-- DOCUMENT EXCERPT follows --
I’m in the kitchen with Vivian, who has finished her breakfast. Whoever says kids have short attention spans hasn’t met my daughter. She is carrying a thread of conversation that began when she awoke. “Please can I eat my chocolate from my Advent calendar?”

“Vivi, I’ve told you three times already and the answer’s still no. Not until after school.” I’m starting to sense that she feels left out because she hasn’t spewed banana.

7:14 a.m.

William joins us in the kitchen, alert now that he’s watched Elmer Fudd hunt Bugs Bunny with a wifle.  Will plops down at the table to eat his breakfast.

7:15 a.m.

William announces, “I’m done my breakfast, Mommy.” I look up. He has licked the peanut butter off his English muffin. That’s it.

“William,” I start, “Are you not–”

“Mommy!” Vivian interrupts. “Can I have a chocolate? Please, please, pl–”

“Vivian!” I’ve lost it now. “If you ask that question one more time, Mommy’s going to eat your entire Advent calendar.”

Parenting tip number twenty-three: Always make threats you can follow through with. Yesterday I’d even read the calorie count on the back of Vivian’s calendar: 130 calories for 80 grams, and the whole thing’s 100 grams. I could inhale the nine remaining chocolates in less time than it takes for a new mistress of Tiger to pop out of the woodwork.

7:20 a.m.

We struggle into our winter gear and trudge out to the van.  Another twenty minutes in a household with twins.

Happy Herding Cats Day

December 15th is Cat Herders Day. This invent-a-holiday recognizes people who have kids whose lives are so out of control it’s like they’re herding cats.

Try herding these kitties into a single photo

(cc) tanakawho, Creative Commons, used under a ShareAlike License

When I first heard of this “holiday”, my brain twisted the word herding into hoarding, a word association that would cause psychologists to scribble something into their notebooks. Of course, a reasonable association would have been remembering my five-year-old twins run opposite directions in the parking lot on Saturday, but my mind is not logical. I thought of hoarding, which made me think of the clutter in my house.

My husband collects cheap things. I’m not sure if I should include myself in this categorization.  If something’s cheap, he’ll take ten. Or more.  Even if we don’t need any.

Last week, he came home with one of his deals.

“I got you something,” he said. Visions of a one-night-solo-stay in a boutique hotel danced in my head.

I looked up from Twitter as he dropped the box in front of me. I peeked through the flap and spied hundreds of individually-packaged marmalade jams, enough to power Denny’s through a month of burnt toast servings.

“Marmalade? What are we going to do with this?”

“Eat it,” he said. “On toast.”

“I hate marmalade.”

“But it was only five bucks.”

And therein lies his theory of accumulating things. If it’s a good deal, we need lots.

My daughter seems to have inherited this penchant for low-grade hoarding. She covets her “collections.” They range from rocks and leaves, to stuffed animals and cut-out paper hearts. Last year she even tried to collect snow. She’s like a magpie; anything shiny is slated to a lifetime in a plastic container. Half of our Tupperware containers have gone AWOL because they’re housing her collection du jour.

I seem to have a thing for collectors. Maybe it’s because I’m a failed collector.

I tried it once myself. During one long week of my childhood, I collected nail clippings. Then someone wisely told me it was gross, so I threw out my collection in a fit of embarrassment.  After that, the only things I saved were letters. And a few years ago, I gave those back to the writers. I figured it was a nice flashback to all the guys my pen pals had crushes on.  Nothing like a window into your life at the age of thirteen to realize how far you’ve come. Or not.

To complete the metaphor for moms, just add rollerskates and stir

To complete the mom metaphor, add rollerskates and stir

(cc) Richard, Creative Commons, used under a ShareAlike License

Maybe most collections are embarrassing. Or should be.  But maybe they’re our security too. Our way of exerting control in a world where we feel not only like we’re herding cats on a daily basis, but also like we’re blindfolded and on rollerskates.
-- DOCUMENT EXCERPT concluded --
* WHAT YOU WILL DO:
1 - According to the parenting excerpt, on what date is Cat Herders Day?
2 - Write out the parenting excerpt word for word from "Parenting tip number" to "household with twins.".
-- EXTRACTED DATA follows --
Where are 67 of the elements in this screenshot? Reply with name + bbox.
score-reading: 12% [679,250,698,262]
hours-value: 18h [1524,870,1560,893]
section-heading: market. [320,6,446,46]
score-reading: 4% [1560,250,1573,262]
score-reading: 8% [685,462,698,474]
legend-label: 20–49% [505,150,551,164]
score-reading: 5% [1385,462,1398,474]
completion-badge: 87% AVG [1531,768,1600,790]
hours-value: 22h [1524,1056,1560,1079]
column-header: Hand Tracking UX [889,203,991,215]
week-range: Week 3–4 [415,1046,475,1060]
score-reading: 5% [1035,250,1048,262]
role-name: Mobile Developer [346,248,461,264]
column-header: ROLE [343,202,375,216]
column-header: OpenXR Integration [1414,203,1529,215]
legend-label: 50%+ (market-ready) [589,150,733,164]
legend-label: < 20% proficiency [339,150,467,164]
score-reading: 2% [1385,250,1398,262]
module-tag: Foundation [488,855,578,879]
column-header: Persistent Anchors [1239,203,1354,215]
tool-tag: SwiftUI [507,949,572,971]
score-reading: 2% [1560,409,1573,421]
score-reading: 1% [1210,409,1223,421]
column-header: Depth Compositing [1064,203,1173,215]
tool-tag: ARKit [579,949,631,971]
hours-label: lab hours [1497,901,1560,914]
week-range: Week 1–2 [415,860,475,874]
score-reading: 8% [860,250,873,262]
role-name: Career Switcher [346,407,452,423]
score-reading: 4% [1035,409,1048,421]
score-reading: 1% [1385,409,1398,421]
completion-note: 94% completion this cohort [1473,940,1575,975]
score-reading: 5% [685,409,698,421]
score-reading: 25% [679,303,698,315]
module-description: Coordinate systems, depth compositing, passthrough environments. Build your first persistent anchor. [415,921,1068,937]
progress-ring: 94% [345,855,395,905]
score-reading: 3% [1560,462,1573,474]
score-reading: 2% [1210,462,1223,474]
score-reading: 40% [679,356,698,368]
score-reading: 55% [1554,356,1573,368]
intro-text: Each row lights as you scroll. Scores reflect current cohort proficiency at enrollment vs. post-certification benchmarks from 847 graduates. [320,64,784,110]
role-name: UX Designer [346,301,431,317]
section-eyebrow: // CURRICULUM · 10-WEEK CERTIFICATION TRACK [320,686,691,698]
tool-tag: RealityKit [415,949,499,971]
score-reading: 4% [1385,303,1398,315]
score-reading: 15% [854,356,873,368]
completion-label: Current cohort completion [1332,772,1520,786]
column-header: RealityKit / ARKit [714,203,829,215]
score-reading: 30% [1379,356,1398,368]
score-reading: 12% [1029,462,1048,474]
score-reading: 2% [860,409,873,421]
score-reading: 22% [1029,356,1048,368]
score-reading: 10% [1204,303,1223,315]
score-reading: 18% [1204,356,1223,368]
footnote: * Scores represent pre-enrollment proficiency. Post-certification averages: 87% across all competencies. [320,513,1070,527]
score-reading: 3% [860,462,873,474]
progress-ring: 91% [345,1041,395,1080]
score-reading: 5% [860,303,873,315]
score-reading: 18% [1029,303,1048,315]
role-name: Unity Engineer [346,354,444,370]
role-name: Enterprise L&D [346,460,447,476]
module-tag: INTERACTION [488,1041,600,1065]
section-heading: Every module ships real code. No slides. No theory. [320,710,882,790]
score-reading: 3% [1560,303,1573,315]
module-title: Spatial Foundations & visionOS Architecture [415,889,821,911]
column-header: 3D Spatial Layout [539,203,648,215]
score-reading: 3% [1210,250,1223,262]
-- EXTRACTED DATA concluded --
* EXERCISE RESPONSES:
1 - December 15th

2 -
Parenting tip number twenty-three: Always make threats you can follow through with. Yesterday I’d even read the calorie count on the back of Vivian’s calendar: 130 calories for 80 grams, and the whole thing’s 100 grams. I could inhale the nine remaining chocolates in less time than it takes for a new mistress of Tiger to pop out of the woodwork.

7:20 a.m.

We struggle into our winter gear and trudge out to the van.  Another twenty minutes in a household with twins.